**What the task asks:**
The records below are to be output exactly, except for their pictures.

Start of Block

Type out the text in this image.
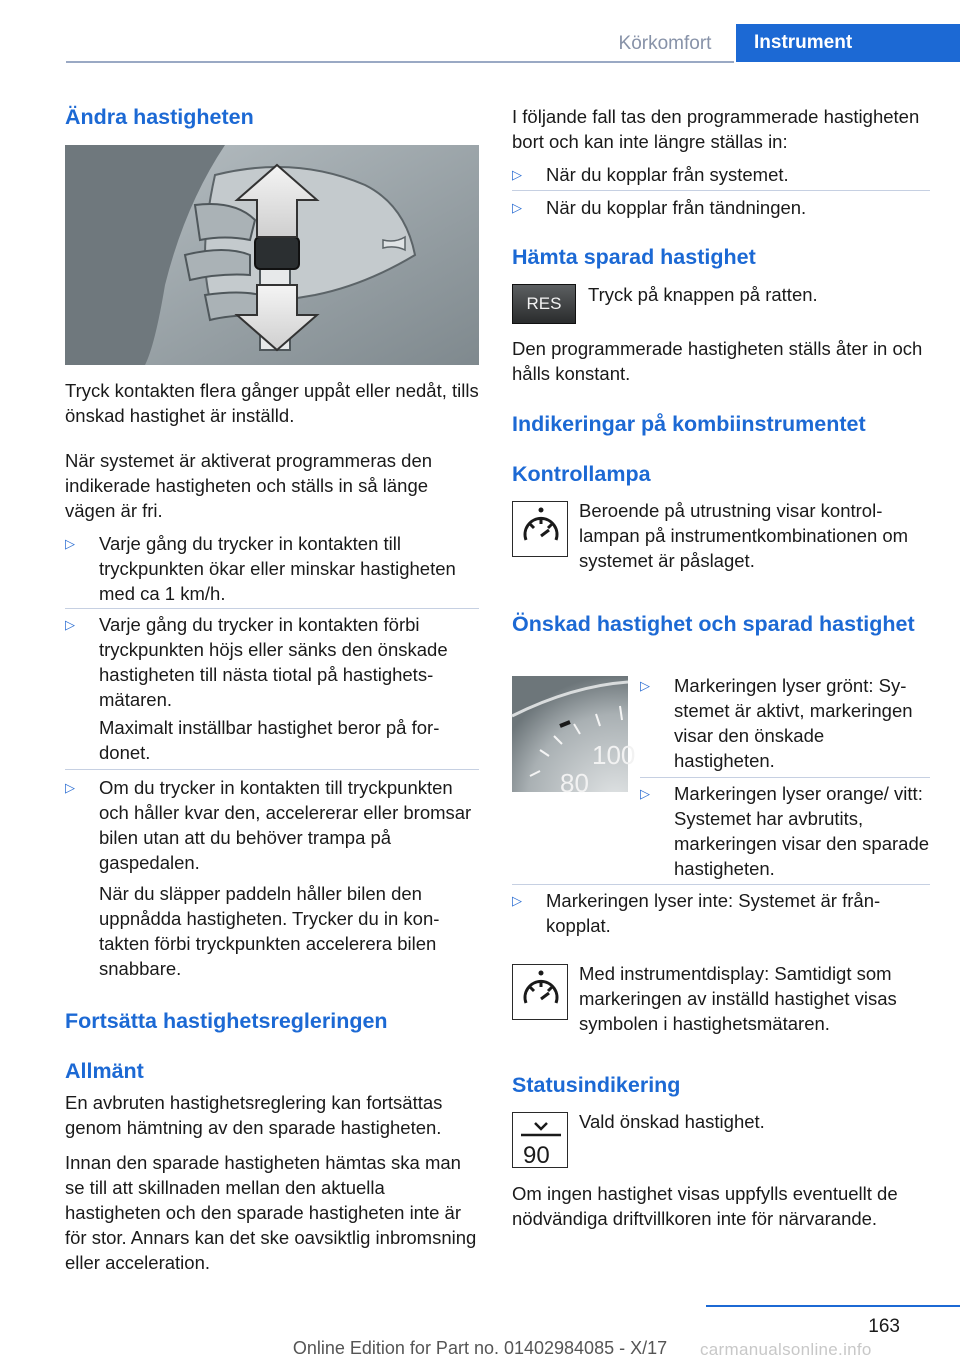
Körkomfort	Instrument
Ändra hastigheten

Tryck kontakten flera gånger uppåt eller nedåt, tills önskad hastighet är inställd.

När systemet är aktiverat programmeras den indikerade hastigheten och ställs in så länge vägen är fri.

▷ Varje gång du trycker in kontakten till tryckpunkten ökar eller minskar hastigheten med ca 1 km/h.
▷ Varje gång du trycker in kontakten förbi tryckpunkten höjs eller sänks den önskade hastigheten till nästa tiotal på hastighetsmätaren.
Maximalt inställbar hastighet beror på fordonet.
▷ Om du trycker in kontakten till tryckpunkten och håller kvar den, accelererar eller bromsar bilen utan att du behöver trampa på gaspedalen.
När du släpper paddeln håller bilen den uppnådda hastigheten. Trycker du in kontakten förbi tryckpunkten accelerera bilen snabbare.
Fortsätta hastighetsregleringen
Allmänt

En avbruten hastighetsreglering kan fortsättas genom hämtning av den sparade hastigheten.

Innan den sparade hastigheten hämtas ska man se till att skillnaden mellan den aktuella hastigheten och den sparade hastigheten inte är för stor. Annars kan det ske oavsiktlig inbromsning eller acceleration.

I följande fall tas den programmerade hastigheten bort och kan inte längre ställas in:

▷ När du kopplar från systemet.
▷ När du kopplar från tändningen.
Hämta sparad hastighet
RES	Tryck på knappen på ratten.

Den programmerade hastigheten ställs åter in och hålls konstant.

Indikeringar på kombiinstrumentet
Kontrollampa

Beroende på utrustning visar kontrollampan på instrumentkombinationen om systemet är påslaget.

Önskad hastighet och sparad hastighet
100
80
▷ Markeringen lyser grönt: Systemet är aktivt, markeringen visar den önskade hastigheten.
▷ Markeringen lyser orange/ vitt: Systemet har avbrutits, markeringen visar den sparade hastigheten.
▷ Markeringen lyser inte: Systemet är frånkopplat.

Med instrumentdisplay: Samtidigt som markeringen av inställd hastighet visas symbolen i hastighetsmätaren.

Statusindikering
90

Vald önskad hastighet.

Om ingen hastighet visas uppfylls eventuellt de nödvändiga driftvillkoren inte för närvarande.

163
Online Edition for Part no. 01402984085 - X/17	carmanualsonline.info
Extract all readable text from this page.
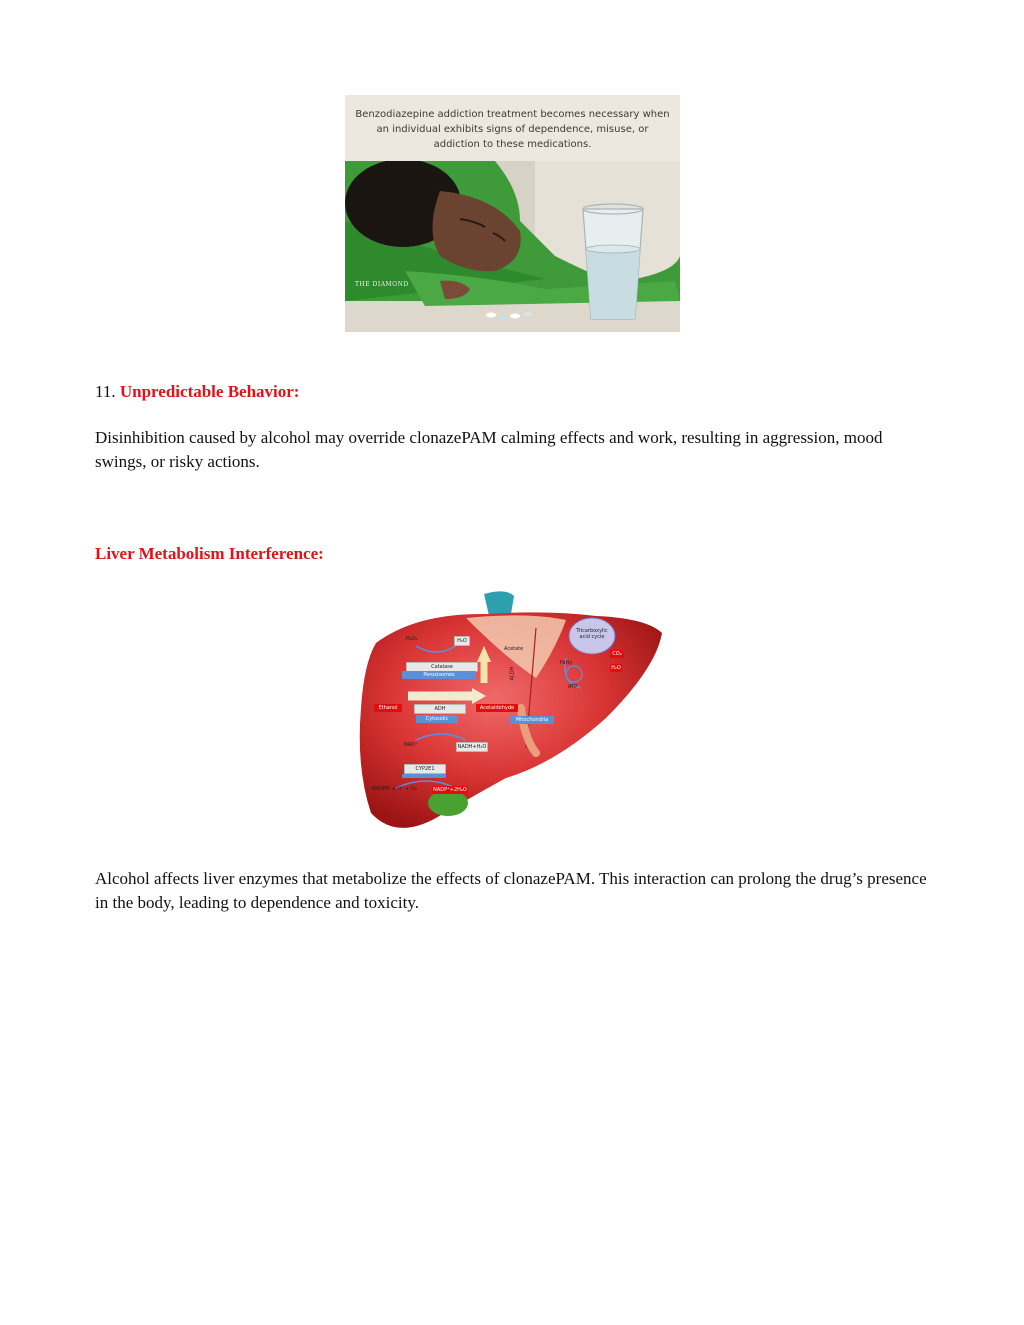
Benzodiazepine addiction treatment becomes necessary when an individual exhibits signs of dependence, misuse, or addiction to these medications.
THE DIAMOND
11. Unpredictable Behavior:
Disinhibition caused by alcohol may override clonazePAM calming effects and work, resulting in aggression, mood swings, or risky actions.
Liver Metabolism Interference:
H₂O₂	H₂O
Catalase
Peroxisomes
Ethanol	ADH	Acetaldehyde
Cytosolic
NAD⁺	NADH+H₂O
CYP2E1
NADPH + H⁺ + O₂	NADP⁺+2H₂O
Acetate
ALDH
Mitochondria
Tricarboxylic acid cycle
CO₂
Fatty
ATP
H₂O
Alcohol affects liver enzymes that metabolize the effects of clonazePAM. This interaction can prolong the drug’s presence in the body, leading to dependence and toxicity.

End of Block

**Reply:**
Type out the text in this image.
Körkomfort	Instrument
Ändra hastigheten

Tryck kontakten flera gånger uppåt eller nedåt, tills önskad hastighet är inställd.

När systemet är aktiverat programmeras den indikerade hastigheten och ställs in så länge vägen är fri.

▷ Varje gång du trycker in kontakten till tryckpunkten ökar eller minskar hastigheten med ca 1 km/h.
▷ Varje gång du trycker in kontakten förbi tryckpunkten höjs eller sänks den önskade hastigheten till nästa tiotal på hastighetsmätaren.
Maximalt inställbar hastighet beror på fordonet.
▷ Om du trycker in kontakten till tryckpunkten och håller kvar den, accelererar eller bromsar bilen utan att du behöver trampa på gaspedalen.
När du släpper paddeln håller bilen den uppnådda hastigheten. Trycker du in kontakten förbi tryckpunkten accelerera bilen snabbare.
Fortsätta hastighetsregleringen
Allmänt

En avbruten hastighetsreglering kan fortsättas genom hämtning av den sparade hastigheten.

Innan den sparade hastigheten hämtas ska man se till att skillnaden mellan den aktuella hastigheten och den sparade hastigheten inte är för stor. Annars kan det ske oavsiktlig inbromsning eller acceleration.

I följande fall tas den programmerade hastigheten bort och kan inte längre ställas in:

▷ När du kopplar från systemet.
▷ När du kopplar från tändningen.
Hämta sparad hastighet
RES	Tryck på knappen på ratten.

Den programmerade hastigheten ställs åter in och hålls konstant.

Indikeringar på kombiinstrumentet
Kontrollampa

Beroende på utrustning visar kontrollampan på instrumentkombinationen om systemet är påslaget.

Önskad hastighet och sparad hastighet
100
80
▷ Markeringen lyser grönt: Systemet är aktivt, markeringen visar den önskade hastigheten.
▷ Markeringen lyser orange/ vitt: Systemet har avbrutits, markeringen visar den sparade hastigheten.
▷ Markeringen lyser inte: Systemet är frånkopplat.

Med instrumentdisplay: Samtidigt som markeringen av inställd hastighet visas symbolen i hastighetsmätaren.

Statusindikering
90

Vald önskad hastighet.

Om ingen hastighet visas uppfylls eventuellt de nödvändiga driftvillkoren inte för närvarande.

163
Online Edition for Part no. 01402984085 - X/17	carmanualsonline.info
Extract all readable text from this page.
Benzodiazepine addiction treatment becomes necessary when an individual exhibits signs of dependence, misuse, or addiction to these medications.
THE DIAMOND
11. Unpredictable Behavior:
Disinhibition caused by alcohol may override clonazePAM calming effects and work, resulting in aggression, mood swings, or risky actions.
Liver Metabolism Interference:
H₂O₂	H₂O
Catalase
Peroxisomes
Ethanol	ADH	Acetaldehyde
Cytosolic
NAD⁺	NADH+H₂O
CYP2E1
NADPH + H⁺ + O₂	NADP⁺+2H₂O
Acetate
ALDH
Mitochondria
Tricarboxylic acid cycle
CO₂
Fatty
ATP
H₂O
Alcohol affects liver enzymes that metabolize the effects of clonazePAM. This interaction can prolong the drug’s presence in the body, leading to dependence and toxicity.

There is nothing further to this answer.